Records from a data source
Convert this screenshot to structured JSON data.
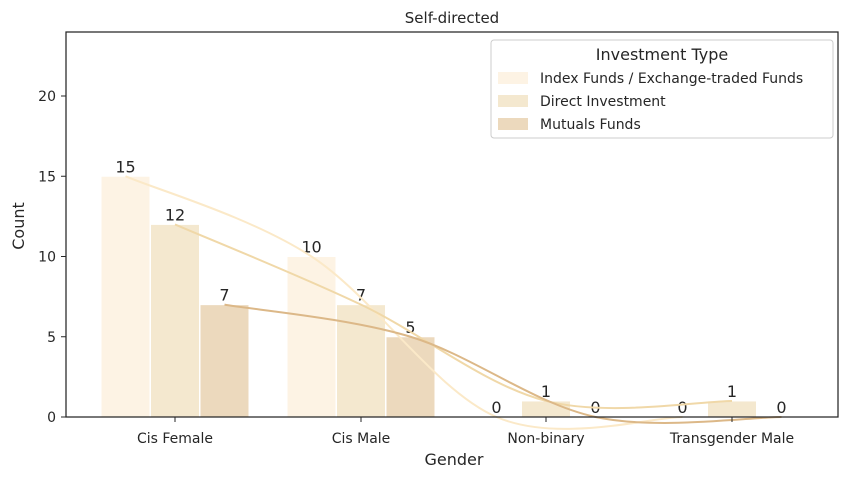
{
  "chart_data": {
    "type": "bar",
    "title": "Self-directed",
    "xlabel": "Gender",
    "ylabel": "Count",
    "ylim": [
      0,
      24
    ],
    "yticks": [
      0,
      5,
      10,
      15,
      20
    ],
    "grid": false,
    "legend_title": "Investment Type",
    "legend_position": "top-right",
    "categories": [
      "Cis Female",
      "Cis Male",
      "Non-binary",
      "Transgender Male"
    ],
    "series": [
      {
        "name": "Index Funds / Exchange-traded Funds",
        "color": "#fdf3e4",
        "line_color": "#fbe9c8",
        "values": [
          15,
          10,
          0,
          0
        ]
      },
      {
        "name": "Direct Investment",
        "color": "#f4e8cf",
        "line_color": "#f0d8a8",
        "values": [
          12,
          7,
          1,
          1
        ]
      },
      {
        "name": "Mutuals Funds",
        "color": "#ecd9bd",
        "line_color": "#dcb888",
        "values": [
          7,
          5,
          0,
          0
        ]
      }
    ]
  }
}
--
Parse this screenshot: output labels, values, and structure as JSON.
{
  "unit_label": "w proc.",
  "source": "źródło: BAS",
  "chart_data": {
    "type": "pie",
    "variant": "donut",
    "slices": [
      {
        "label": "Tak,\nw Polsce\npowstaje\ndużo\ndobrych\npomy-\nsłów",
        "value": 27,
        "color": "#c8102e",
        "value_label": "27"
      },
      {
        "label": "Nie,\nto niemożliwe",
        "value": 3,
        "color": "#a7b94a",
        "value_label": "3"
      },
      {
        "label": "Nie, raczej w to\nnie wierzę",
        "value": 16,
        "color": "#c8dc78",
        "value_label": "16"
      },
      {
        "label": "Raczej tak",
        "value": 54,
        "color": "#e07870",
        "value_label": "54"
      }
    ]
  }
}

Directions for this task> Which lines hold the string "name"? List them all.

Final result>
        "name": "Index Funds / Exchange-traded Funds",
        "name": "Direct Investment",
        "name": "Mutuals Funds",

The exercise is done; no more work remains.